Work through the data below and give the number of lines holding "Jorge", nothing more.

**Rows from a dataset**
***
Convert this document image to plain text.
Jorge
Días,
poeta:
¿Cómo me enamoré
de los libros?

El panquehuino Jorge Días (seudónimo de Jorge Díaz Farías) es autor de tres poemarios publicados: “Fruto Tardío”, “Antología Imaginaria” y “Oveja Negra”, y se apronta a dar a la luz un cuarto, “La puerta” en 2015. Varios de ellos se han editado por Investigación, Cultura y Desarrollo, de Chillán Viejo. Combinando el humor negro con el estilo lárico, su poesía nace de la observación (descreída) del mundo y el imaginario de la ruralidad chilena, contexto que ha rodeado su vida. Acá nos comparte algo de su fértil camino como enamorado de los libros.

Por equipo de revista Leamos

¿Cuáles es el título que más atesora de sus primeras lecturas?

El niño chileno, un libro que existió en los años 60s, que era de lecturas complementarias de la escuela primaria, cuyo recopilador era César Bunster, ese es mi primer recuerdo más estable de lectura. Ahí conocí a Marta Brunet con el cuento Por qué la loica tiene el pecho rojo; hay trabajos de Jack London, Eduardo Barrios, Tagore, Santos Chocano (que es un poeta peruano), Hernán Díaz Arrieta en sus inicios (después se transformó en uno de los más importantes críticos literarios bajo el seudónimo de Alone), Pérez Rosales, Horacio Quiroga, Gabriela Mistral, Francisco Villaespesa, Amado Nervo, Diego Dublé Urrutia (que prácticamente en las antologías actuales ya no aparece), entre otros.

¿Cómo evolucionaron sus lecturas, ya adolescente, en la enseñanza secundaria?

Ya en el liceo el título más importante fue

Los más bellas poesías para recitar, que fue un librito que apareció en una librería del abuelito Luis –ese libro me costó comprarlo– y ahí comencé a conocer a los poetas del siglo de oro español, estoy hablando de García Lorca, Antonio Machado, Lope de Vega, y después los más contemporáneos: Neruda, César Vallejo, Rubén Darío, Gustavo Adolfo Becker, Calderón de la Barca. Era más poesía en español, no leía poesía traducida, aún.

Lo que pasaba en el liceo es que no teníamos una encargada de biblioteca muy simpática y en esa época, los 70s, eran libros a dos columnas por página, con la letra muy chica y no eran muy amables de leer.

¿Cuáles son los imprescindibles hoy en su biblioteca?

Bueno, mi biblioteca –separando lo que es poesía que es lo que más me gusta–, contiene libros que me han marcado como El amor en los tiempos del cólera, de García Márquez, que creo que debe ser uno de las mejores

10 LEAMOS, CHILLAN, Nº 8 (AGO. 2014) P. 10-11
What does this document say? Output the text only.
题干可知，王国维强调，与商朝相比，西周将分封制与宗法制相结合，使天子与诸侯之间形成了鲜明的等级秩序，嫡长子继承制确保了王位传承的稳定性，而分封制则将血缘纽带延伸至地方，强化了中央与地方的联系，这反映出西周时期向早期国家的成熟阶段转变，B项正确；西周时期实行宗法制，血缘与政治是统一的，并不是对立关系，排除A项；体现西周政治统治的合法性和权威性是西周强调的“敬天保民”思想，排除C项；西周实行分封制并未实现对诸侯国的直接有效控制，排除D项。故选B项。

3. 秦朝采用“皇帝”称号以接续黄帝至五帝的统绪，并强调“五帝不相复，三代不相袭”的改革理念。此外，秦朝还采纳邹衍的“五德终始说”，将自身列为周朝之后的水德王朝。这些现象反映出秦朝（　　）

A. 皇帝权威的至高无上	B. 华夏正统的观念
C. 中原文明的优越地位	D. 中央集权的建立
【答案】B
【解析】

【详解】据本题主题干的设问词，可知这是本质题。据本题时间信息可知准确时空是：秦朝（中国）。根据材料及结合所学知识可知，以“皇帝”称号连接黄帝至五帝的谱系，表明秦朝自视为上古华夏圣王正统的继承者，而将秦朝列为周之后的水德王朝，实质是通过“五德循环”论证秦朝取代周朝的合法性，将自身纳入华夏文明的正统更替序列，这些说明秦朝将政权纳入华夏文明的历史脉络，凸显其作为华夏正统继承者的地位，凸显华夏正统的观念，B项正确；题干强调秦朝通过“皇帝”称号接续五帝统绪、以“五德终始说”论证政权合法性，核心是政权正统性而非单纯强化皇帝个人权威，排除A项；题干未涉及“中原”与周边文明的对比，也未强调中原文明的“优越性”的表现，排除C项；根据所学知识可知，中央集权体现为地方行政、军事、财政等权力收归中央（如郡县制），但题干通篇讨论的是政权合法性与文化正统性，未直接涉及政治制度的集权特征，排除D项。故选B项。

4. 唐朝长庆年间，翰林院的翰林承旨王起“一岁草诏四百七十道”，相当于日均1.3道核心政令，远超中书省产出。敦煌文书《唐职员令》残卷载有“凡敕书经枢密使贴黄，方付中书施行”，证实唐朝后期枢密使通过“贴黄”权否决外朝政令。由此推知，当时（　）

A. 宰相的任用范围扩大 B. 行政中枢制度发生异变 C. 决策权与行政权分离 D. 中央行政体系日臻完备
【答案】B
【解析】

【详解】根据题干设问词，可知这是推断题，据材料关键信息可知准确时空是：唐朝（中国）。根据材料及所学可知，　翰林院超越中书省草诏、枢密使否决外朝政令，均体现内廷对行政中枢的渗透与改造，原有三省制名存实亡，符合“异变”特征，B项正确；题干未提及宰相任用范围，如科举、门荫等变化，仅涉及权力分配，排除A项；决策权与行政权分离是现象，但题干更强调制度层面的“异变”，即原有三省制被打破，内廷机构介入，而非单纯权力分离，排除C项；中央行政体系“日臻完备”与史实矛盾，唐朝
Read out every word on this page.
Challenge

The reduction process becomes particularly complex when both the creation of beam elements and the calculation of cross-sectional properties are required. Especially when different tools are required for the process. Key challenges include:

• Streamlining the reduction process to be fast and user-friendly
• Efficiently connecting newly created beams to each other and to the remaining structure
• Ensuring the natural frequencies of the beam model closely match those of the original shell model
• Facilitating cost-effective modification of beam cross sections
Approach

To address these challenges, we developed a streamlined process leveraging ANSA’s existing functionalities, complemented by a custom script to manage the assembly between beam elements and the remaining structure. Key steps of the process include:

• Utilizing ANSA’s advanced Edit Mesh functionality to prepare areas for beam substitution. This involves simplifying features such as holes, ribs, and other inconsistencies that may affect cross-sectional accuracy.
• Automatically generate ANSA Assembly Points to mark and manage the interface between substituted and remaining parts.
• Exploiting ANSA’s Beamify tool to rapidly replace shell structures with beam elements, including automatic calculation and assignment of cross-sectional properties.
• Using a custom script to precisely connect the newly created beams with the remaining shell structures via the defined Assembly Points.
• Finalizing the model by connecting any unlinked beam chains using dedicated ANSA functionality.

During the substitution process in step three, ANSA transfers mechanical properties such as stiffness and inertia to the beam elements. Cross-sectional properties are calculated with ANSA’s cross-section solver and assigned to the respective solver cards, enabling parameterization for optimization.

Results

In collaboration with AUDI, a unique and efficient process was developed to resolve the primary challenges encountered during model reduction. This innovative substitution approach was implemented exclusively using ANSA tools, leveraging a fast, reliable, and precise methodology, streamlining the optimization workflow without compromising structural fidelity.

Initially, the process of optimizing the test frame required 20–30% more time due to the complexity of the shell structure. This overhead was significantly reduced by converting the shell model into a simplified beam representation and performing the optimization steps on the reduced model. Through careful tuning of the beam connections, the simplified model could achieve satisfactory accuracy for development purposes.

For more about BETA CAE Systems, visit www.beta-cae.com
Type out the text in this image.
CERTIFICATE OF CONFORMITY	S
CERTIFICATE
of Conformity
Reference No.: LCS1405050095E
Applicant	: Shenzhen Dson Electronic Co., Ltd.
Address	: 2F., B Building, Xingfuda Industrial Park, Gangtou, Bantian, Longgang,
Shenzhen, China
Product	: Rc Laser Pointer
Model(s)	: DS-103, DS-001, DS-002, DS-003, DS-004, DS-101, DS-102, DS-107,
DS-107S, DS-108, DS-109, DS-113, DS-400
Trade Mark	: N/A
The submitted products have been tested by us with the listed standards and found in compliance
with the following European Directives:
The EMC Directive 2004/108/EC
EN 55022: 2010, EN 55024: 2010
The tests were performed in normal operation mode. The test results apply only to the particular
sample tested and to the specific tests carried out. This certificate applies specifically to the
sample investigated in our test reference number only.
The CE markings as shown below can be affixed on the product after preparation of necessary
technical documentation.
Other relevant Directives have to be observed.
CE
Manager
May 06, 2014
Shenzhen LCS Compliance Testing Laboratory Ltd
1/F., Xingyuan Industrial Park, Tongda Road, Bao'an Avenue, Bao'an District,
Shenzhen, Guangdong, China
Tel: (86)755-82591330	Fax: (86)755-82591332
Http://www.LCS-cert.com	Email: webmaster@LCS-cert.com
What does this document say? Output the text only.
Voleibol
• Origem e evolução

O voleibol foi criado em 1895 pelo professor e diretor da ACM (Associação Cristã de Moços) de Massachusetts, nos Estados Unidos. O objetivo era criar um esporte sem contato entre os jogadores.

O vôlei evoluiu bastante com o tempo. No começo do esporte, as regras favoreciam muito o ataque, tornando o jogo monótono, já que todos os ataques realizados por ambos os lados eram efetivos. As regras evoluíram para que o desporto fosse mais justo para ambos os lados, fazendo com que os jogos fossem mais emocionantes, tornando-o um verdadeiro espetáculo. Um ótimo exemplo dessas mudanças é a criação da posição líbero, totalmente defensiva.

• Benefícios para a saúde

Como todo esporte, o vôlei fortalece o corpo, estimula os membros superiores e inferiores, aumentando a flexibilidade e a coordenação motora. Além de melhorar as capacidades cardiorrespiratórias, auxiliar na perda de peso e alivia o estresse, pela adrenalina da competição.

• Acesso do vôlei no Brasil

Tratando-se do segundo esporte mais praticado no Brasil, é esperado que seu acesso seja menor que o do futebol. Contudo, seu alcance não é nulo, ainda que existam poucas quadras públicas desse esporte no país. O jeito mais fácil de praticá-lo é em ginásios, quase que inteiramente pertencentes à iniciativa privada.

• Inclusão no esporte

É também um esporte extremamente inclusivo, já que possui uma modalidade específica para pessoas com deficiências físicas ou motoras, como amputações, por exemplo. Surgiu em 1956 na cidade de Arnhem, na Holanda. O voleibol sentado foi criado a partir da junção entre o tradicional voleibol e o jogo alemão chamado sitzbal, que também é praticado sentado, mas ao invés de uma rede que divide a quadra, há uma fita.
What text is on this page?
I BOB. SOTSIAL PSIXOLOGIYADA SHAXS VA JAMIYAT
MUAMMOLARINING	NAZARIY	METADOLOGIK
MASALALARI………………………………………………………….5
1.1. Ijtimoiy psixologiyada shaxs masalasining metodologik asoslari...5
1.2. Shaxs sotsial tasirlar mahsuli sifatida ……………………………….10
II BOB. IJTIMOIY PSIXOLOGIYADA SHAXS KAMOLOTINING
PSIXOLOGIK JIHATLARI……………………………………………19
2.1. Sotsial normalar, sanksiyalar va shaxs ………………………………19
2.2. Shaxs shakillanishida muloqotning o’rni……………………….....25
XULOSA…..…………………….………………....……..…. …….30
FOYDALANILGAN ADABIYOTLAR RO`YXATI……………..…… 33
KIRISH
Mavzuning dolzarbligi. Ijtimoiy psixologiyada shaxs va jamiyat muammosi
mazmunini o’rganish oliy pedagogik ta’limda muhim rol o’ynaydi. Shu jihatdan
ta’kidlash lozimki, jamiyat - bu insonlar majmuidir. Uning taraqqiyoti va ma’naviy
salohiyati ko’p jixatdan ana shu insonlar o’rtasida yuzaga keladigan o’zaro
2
***
**WRITTEN RESPONSE**
2